### REQUEST
Write out each line exactly as given. Leave the pictures out of your copy.

━━━━━ RECORDS SUPPLIED ━━━━━

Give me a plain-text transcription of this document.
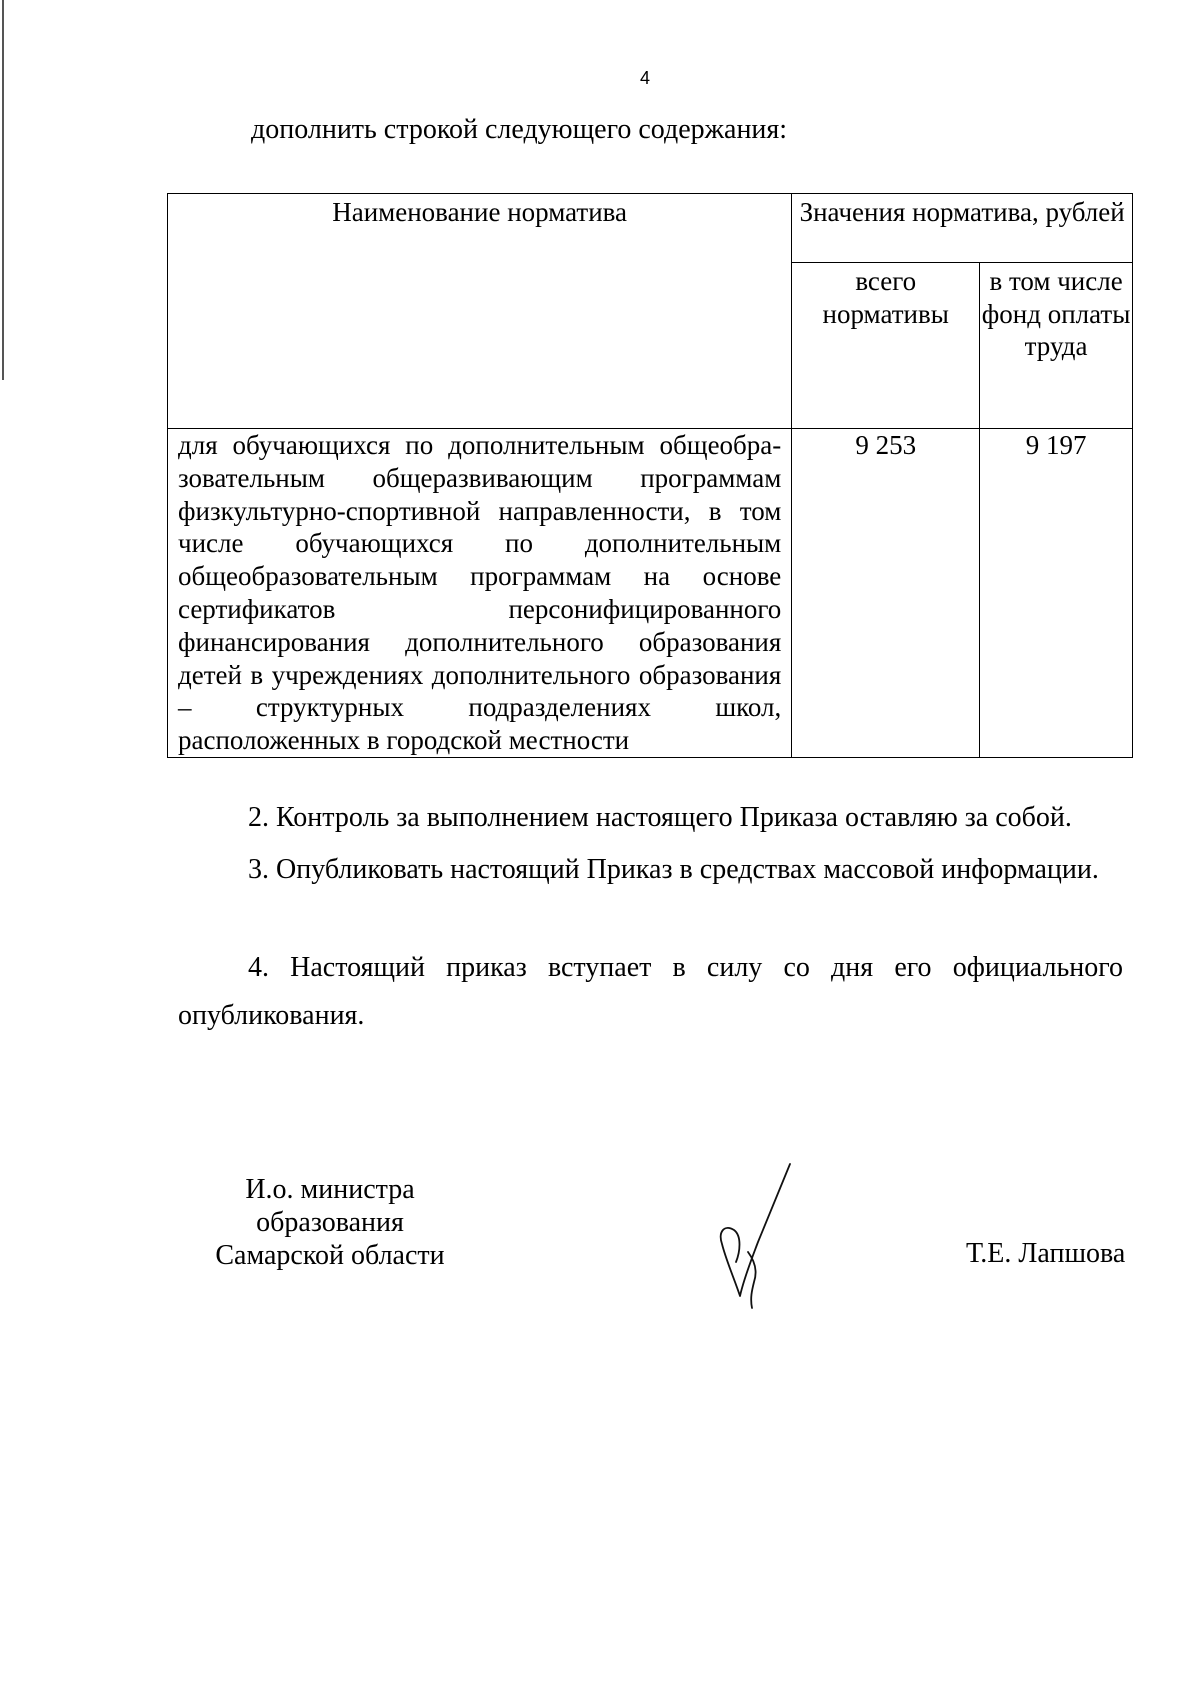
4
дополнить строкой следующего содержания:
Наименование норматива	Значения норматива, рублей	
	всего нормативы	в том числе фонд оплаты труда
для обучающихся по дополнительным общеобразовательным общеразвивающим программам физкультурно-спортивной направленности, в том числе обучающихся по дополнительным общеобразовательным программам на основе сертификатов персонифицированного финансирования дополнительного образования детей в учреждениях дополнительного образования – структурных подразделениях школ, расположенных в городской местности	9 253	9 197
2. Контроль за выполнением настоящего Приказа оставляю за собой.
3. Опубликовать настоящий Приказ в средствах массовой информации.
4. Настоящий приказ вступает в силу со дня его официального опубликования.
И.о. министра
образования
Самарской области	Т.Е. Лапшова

━━━━━

### TASK RESPONSE
Give me a plain-text transcription of this document.
4
дополнить строкой следующего содержания:
Наименование норматива	Значения норматива, рублей	
	всего нормативы	в том числе фонд оплаты труда
для обучающихся по дополнительным общеобразовательным общеразвивающим программам физкультурно-спортивной направленности, в том числе обучающихся по дополнительным общеобразовательным программам на основе сертификатов персонифицированного финансирования дополнительного образования детей в учреждениях дополнительного образования – структурных подразделениях школ, расположенных в городской местности	9 253	9 197
2. Контроль за выполнением настоящего Приказа оставляю за собой.
3. Опубликовать настоящий Приказ в средствах массовой информации.
4. Настоящий приказ вступает в силу со дня его официального опубликования.
И.о. министра
образования
Самарской области	Т.Е. Лапшова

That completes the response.